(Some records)
————————
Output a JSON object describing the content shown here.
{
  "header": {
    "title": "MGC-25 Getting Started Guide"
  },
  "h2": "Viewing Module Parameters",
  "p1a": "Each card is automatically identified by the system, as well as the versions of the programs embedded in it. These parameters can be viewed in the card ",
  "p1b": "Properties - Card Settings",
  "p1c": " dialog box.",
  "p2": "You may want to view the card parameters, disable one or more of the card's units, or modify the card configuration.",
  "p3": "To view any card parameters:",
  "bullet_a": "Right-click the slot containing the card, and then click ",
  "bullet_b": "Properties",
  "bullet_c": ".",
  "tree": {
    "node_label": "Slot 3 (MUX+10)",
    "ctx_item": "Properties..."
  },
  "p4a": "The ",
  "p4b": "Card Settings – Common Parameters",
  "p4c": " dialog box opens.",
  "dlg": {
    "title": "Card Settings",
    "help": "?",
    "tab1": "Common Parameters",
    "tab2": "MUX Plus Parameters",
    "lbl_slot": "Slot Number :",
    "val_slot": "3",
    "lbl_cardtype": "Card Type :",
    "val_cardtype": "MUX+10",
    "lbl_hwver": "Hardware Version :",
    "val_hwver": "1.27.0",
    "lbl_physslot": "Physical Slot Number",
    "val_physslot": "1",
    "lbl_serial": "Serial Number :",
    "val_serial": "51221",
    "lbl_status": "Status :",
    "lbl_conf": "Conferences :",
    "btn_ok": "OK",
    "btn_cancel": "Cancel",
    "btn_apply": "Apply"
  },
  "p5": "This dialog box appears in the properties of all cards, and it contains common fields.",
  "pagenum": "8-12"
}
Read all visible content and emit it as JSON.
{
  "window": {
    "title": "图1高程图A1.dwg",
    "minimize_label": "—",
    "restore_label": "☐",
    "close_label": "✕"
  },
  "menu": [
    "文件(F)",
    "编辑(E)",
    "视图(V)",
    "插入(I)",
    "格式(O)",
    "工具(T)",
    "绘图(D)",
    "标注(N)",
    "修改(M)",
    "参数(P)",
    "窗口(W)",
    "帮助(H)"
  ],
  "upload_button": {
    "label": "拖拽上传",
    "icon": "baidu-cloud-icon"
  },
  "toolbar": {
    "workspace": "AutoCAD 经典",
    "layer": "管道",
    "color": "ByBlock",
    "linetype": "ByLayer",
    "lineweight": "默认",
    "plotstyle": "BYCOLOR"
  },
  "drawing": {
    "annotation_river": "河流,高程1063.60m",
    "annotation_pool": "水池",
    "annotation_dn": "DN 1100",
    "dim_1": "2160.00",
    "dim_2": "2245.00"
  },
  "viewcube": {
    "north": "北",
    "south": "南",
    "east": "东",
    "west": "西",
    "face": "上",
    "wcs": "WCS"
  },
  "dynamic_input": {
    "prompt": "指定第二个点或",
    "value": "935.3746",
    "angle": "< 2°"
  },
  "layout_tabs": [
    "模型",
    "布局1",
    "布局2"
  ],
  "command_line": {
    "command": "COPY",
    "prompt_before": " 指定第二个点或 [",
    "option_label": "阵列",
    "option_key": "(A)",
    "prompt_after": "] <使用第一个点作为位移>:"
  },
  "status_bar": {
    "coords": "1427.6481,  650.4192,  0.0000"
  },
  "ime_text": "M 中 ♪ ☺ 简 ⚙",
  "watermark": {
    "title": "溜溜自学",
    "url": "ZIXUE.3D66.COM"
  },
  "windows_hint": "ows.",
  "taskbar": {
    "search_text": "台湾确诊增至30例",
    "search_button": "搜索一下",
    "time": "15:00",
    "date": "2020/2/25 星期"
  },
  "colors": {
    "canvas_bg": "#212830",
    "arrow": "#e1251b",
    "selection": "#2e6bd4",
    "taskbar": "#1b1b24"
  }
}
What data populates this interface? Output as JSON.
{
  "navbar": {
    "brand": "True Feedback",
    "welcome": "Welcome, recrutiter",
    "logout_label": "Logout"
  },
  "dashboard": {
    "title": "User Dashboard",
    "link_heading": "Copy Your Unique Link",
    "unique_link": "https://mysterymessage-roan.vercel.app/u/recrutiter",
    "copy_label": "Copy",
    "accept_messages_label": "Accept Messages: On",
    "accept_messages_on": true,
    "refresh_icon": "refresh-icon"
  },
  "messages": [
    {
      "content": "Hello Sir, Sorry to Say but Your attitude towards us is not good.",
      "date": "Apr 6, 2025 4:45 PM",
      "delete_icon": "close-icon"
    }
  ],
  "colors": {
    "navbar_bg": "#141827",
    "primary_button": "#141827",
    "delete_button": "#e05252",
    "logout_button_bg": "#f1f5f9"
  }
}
————————
▸ **What you will do**:
Reproduce only the lines running from the one with "What data populates" through the final line of the listing above, both ends included.

▸ **Response for this exercise**:
What data populates this interface? Output as JSON.
{
  "navbar": {
    "brand": "True Feedback",
    "welcome": "Welcome, recrutiter",
    "logout_label": "Logout"
  },
  "dashboard": {
    "title": "User Dashboard",
    "link_heading": "Copy Your Unique Link",
    "unique_link": "https://mysterymessage-roan.vercel.app/u/recrutiter",
    "copy_label": "Copy",
    "accept_messages_label": "Accept Messages: On",
    "accept_messages_on": true,
    "refresh_icon": "refresh-icon"
  },
  "messages": [
    {
      "content": "Hello Sir, Sorry to Say but Your attitude towards us is not good.",
      "date": "Apr 6, 2025 4:45 PM",
      "delete_icon": "close-icon"
    }
  ],
  "colors": {
    "navbar_bg": "#141827",
    "primary_button": "#141827",
    "delete_button": "#e05252",
    "logout_button_bg": "#f1f5f9"
  }
}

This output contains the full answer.